Scan the records and identify every line in which the string "Influencers" occurs, then return those lines.

### [Exercise inputs]
◆ ◆ ◆ ◆ ◆

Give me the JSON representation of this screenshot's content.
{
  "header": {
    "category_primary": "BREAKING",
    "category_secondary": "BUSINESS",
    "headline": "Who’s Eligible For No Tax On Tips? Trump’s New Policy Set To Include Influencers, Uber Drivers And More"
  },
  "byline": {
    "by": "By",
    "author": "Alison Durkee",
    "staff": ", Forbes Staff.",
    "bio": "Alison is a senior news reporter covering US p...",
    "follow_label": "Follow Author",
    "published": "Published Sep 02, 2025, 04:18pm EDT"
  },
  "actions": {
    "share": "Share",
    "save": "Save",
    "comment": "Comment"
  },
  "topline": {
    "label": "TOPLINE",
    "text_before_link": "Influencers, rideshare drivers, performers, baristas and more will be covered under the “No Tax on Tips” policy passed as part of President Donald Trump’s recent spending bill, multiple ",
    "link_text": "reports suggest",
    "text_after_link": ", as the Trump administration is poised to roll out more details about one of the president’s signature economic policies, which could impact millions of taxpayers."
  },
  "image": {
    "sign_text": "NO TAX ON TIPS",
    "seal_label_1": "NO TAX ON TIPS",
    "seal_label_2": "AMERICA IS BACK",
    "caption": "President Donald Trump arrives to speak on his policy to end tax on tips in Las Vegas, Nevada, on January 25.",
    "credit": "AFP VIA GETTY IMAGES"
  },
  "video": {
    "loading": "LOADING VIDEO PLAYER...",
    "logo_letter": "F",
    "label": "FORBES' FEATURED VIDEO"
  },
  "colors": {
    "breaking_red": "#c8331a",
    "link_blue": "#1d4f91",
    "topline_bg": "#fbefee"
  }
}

◆ ◆ ◆ ◆ ◆

### [Answer to the exercise]
    "headline": "Who’s Eligible For No Tax On Tips? Trump’s New Policy Set To Include Influencers, Uber Drivers And More"
    "text_before_link": "Influencers, rideshare drivers, performers, baristas and more will be covered under the “No Tax on Tips” policy passed as part of President Donald Trump’s recent spending bill, multiple ",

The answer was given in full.